**RECORD SET:**
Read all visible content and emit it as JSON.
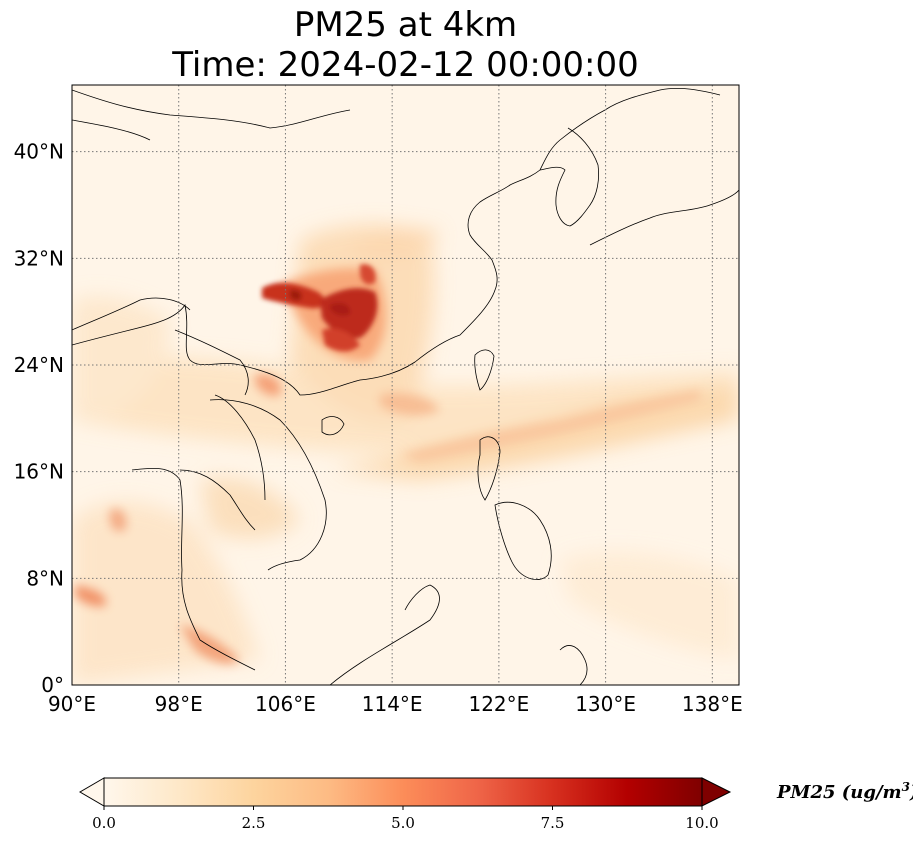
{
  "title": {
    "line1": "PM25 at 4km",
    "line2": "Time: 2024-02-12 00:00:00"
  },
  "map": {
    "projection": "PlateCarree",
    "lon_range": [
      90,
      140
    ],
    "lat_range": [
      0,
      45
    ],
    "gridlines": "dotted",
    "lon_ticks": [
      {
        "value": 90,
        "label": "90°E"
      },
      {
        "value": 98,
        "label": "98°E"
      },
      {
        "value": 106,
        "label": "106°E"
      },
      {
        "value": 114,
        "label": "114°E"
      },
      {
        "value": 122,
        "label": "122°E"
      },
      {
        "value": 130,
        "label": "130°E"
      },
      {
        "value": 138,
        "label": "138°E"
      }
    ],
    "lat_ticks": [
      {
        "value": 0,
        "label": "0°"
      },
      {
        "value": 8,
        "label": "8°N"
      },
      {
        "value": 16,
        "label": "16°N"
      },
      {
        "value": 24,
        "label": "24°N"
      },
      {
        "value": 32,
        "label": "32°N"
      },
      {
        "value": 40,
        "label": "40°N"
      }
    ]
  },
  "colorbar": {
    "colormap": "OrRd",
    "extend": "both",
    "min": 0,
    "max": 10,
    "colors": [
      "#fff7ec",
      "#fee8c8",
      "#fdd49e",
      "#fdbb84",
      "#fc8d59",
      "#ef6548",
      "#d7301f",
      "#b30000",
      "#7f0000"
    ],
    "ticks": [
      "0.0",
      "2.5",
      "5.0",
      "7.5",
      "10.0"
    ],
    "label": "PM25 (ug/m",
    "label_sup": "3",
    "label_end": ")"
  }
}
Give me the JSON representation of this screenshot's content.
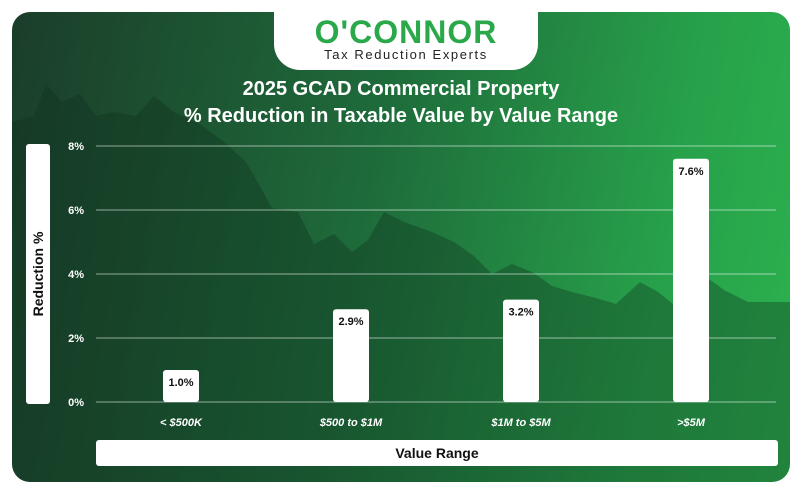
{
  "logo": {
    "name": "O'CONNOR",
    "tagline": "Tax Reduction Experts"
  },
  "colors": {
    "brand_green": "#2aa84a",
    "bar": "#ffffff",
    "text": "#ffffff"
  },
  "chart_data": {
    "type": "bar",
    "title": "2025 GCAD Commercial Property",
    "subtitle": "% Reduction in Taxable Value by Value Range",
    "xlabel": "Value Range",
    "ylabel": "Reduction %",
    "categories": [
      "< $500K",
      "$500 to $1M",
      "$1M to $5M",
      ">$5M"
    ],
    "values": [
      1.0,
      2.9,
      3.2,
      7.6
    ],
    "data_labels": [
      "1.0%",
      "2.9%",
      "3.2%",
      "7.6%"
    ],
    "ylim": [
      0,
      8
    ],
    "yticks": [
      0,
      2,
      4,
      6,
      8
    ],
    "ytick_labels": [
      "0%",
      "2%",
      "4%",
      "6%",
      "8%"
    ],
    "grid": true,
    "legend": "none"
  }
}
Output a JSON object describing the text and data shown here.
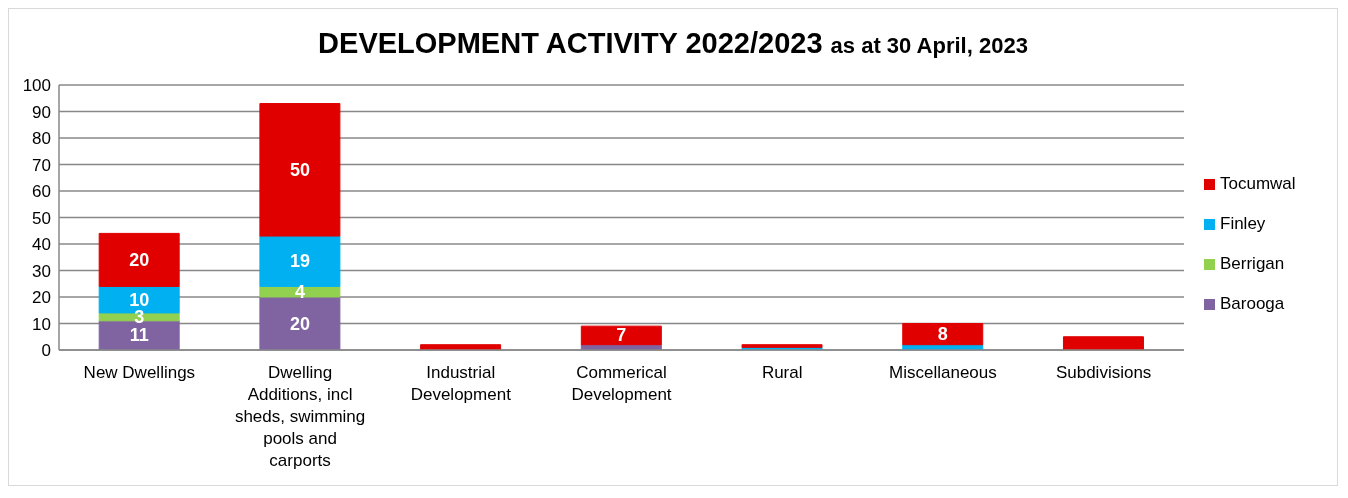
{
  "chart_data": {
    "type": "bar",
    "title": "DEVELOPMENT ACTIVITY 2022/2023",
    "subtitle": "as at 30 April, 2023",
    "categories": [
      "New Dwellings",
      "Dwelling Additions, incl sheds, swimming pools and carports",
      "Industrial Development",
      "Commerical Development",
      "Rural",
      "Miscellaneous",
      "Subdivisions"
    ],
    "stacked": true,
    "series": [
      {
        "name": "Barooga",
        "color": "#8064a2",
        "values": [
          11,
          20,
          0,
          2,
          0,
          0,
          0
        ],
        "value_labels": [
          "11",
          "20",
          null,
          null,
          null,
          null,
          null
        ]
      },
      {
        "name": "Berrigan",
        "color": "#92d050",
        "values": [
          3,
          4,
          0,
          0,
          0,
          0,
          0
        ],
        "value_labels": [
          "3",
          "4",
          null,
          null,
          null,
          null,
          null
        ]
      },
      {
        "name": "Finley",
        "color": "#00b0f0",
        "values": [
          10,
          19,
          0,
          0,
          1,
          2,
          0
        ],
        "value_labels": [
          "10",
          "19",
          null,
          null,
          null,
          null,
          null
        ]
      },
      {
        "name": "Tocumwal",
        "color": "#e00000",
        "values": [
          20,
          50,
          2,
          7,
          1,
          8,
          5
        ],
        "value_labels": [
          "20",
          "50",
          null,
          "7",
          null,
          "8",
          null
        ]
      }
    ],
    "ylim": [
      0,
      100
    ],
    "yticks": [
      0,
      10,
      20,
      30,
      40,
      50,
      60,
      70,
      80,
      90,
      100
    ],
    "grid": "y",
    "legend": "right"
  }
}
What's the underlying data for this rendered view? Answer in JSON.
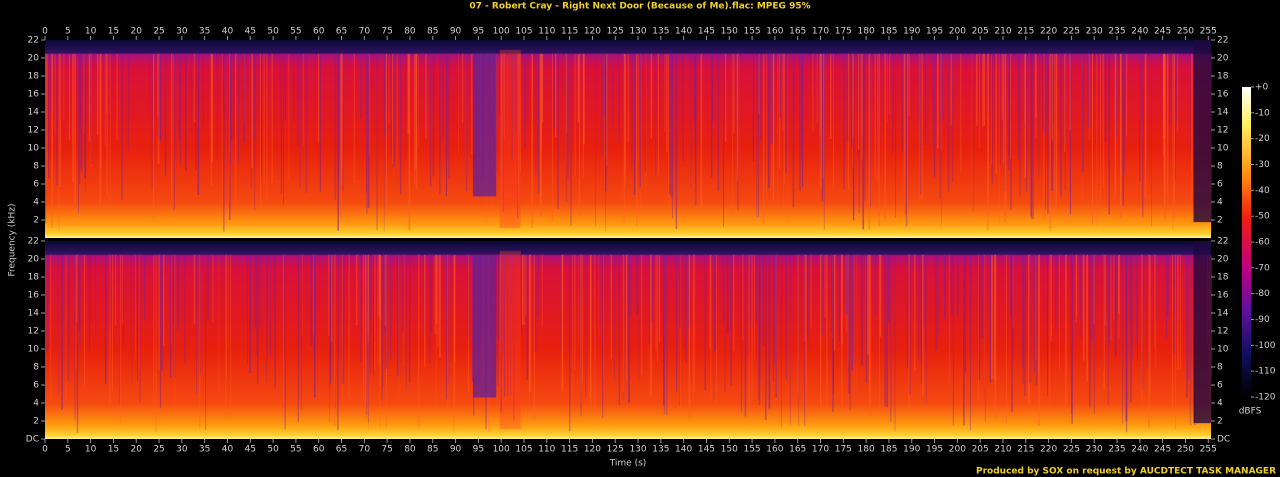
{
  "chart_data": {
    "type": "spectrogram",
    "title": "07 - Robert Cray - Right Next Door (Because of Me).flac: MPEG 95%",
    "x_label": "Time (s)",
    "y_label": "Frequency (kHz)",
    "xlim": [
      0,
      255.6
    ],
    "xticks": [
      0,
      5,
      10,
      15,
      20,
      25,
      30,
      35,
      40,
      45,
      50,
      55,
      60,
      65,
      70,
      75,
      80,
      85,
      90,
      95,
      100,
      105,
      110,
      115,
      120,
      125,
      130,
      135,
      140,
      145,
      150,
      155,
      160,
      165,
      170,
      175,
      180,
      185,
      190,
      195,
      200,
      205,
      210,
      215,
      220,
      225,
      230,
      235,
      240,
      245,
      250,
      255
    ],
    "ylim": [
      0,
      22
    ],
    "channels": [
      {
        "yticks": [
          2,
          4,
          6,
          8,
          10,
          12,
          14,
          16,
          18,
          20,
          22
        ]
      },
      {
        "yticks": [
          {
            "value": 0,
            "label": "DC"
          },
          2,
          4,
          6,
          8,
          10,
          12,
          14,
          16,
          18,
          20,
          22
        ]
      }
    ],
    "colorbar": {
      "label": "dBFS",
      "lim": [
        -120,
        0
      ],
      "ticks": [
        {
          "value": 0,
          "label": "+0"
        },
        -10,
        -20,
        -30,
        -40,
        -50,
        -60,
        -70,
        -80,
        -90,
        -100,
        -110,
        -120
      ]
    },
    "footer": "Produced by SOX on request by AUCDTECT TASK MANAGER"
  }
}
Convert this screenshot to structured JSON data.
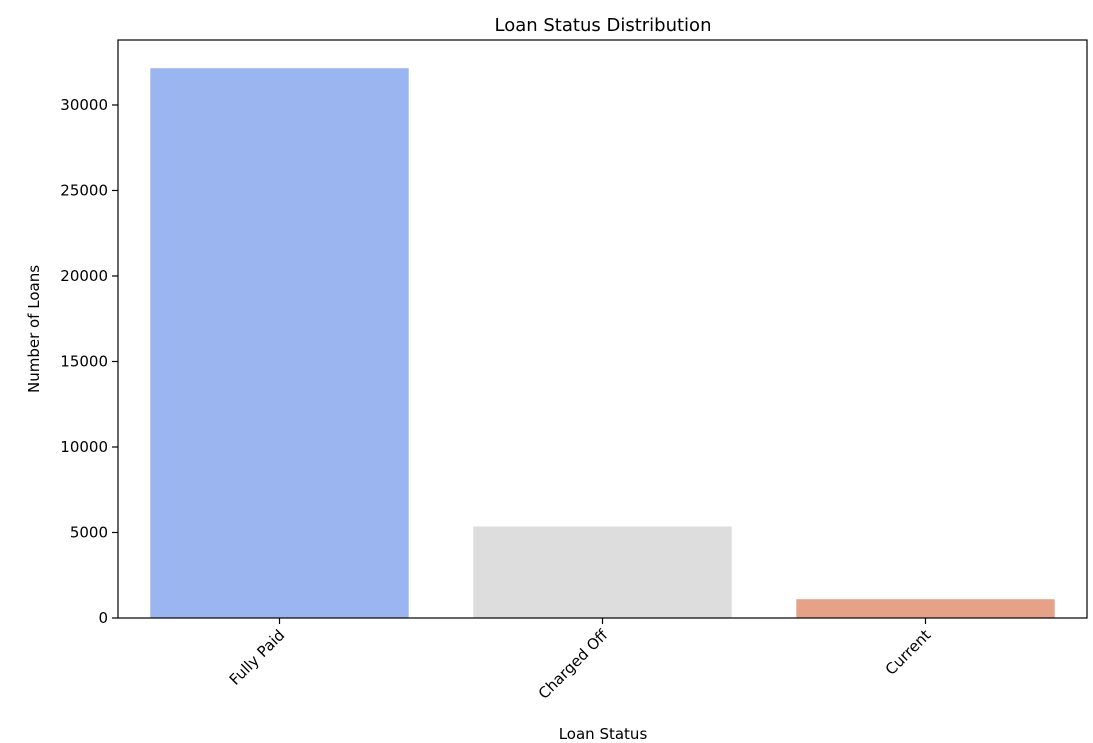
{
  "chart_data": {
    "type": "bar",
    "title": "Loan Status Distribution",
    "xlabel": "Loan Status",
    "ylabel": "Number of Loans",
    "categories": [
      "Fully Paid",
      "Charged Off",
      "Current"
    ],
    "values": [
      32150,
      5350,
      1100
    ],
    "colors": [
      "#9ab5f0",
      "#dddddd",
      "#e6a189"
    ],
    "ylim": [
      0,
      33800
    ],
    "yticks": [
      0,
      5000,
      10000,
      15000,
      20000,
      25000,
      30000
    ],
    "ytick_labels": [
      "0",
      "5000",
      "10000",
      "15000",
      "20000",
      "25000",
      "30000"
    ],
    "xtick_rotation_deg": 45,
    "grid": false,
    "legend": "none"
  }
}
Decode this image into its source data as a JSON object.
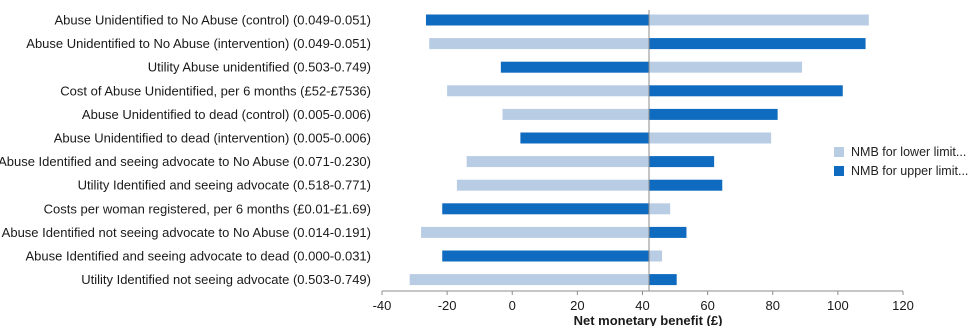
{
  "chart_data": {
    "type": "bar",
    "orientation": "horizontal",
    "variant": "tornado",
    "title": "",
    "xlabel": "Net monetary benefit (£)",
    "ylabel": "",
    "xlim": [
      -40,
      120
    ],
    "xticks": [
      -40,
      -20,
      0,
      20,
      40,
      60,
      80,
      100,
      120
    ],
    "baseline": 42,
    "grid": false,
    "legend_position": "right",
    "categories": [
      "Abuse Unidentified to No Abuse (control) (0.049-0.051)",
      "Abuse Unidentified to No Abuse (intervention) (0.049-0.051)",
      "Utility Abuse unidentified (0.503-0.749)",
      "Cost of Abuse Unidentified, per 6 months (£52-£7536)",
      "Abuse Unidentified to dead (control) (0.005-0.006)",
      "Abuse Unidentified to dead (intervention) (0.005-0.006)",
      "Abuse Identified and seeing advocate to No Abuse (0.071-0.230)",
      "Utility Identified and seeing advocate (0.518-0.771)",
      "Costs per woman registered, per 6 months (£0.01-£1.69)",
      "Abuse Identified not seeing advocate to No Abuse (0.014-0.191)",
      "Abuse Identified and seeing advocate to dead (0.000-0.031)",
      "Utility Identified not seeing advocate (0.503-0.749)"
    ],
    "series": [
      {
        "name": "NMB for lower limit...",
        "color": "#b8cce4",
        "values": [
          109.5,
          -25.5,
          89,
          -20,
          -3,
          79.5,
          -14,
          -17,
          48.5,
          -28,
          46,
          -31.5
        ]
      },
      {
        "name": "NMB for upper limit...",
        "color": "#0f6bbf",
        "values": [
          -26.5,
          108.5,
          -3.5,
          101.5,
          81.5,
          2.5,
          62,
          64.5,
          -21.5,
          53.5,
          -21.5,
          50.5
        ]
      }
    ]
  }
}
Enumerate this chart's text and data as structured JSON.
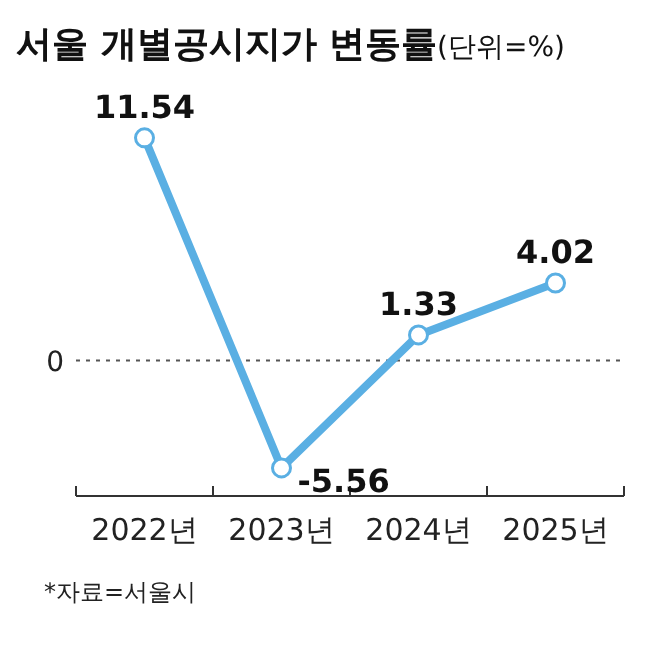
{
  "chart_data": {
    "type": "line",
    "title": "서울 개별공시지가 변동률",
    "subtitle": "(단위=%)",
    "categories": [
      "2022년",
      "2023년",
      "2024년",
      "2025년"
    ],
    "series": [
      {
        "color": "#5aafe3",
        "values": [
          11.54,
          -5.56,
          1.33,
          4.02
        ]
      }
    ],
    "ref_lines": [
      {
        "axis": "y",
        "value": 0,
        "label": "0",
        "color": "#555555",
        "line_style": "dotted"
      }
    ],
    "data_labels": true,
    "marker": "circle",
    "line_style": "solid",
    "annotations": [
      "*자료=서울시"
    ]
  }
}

**AIM:**
Give the number of lines that carry the word "subtitle", with nothing added.

**WRITTEN RESPONSE:**
3